- Exercise
Continue the account of the Eau Florale fragrance, starting after its final sentence.

- Excerpt
--*--

The Story
Why it exists.
The beginning
Christian Lacroix built a house on exuberance. Pouff skirts, fanned silhouettes, color palettes that refused to be demure. The fashion was spectacle. The fragrances followed. Eau Florale, launched in 2001 by perfumers Nathalie Lorson and Beatrice Piquet, was something else entirely, a floral-citrus in a house known for bold statements. The name itself says it: a floral water, simple as that. Not a statement. An exhale. The perfumers created a fragrance that captured the brand's elegance, offering a lighter interpretation within the house's portfolio. The delicate blend of florals and citrus creates something approachable yet refined, a scent that whispers where the fashion shouted.
What makes this composition interesting is the tension between cool and warm. The top notes, bergamot, tangerine, violet leaf, arrive almost aquatic, a green crispness that reads as cold. Then the heart blooms. Gardenia, lily of the valley, tuberose, cyclamen. Four white florals that could easily overwhelm. They don't. Sandalwood and cedar anchor them, pulling the composition down before it floats away. Iris adds the powdery finish, the subtle signature that lingers without shouting. It's a controlled white floral, one that knows when to step back.

--*--

- Recorded data
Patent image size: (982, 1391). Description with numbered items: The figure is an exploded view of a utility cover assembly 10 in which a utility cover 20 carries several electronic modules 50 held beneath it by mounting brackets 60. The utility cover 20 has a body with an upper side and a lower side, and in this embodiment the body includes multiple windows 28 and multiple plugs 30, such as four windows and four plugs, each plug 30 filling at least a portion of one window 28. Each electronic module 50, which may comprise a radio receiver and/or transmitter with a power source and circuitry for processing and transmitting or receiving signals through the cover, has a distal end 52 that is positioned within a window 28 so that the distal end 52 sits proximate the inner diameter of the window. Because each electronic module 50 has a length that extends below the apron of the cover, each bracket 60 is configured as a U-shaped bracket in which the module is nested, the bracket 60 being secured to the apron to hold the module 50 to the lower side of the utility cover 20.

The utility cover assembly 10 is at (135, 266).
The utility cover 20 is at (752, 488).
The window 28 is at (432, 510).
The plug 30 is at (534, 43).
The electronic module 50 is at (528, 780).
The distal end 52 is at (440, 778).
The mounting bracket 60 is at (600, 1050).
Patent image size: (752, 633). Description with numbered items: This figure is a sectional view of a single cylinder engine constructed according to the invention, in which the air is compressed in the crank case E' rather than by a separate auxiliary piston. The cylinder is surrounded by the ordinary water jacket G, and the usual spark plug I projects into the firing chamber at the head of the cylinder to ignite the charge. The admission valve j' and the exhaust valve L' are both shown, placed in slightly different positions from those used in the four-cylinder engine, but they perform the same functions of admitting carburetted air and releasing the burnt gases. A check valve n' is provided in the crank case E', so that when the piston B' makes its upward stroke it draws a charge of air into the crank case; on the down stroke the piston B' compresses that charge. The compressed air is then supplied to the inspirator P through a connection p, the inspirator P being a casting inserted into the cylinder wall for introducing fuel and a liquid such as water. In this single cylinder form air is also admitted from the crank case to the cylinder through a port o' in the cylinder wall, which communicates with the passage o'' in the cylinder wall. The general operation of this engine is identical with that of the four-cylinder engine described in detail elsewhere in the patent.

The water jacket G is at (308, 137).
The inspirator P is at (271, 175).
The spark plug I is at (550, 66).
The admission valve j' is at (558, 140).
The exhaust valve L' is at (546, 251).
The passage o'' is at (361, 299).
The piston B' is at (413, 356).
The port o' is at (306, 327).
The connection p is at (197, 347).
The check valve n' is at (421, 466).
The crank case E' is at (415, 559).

--*--

- Answer for this exercise
The evolution
The opening hits crisp. Bergamot and tangerine lead, bright and immediate, with violet leaf cutting through like a stem snapped fresh. Thirty minutes in, the florals take over. Gardenia and tuberose bloom warm against the skin, present but never aggressive. Cyclamen adds a lightness, a lift that keeps everything from getting heavy. By hour two, the citrus has softened. Sandalwood and cedar arrive, settling beneath the florals like a base beneath a vase. Iris extends the drydown into something powdery, warm, intimate. On fabric, the citrus catches differently, less immediate, more rounded. The sillage stays moderate, close to the skin rather than filling a room. The composition itself suggests a fragrance that prioritizes subtlety over projection, a scent meant to be discovered rather than announced.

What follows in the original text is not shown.